**Problem to solve**
Copy each line holding the string "gameplan".

################

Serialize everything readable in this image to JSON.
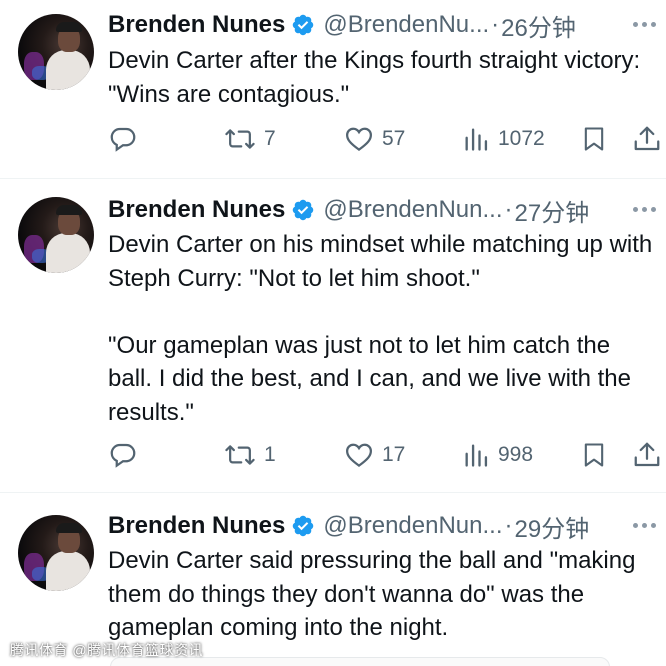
{
  "tweets": [
    {
      "author": "Brenden Nunes",
      "handle": "@BrendenNu...",
      "time": "26分钟",
      "text": "Devin Carter after the Kings fourth straight victory: \"Wins are contagious.\"",
      "retweets": "7",
      "likes": "57",
      "views": "1072"
    },
    {
      "author": "Brenden Nunes",
      "handle": "@BrendenNun...",
      "time": "27分钟",
      "text": "Devin Carter on his mindset while matching up with Steph Curry: \"Not to let him shoot.\"\n\n\"Our gameplan was just not to let him catch the ball. I did the best, and I can, and we live with the results.\"",
      "retweets": "1",
      "likes": "17",
      "views": "998"
    },
    {
      "author": "Brenden Nunes",
      "handle": "@BrendenNun...",
      "time": "29分钟",
      "text": "Devin Carter said pressuring the ball and \"making them do things they don't wanna do\" was the gameplan coming into the night."
    }
  ],
  "separator": "·",
  "watermark": "腾讯体育 @腾讯体育篮球资讯",
  "icons": {
    "verified": "verified-badge-icon",
    "reply": "reply-icon",
    "retweet": "retweet-icon",
    "like": "heart-icon",
    "views": "views-icon",
    "bookmark": "bookmark-icon",
    "share": "share-icon",
    "more": "more-dots-icon"
  },
  "colors": {
    "verified": "#1d9bf0",
    "muted": "#536471",
    "text": "#0f1419"
  }
}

################

**Result for this exercise**
      "text": "Devin Carter on his mindset while matching up with Steph Curry: \"Not to let him shoot.\"\n\n\"Our gameplan was just not to let him catch the ball. I did the best, and I can, and we live with the results.\"",
      "text": "Devin Carter said pressuring the ball and \"making them do things they don't wanna do\" was the gameplan coming into the night."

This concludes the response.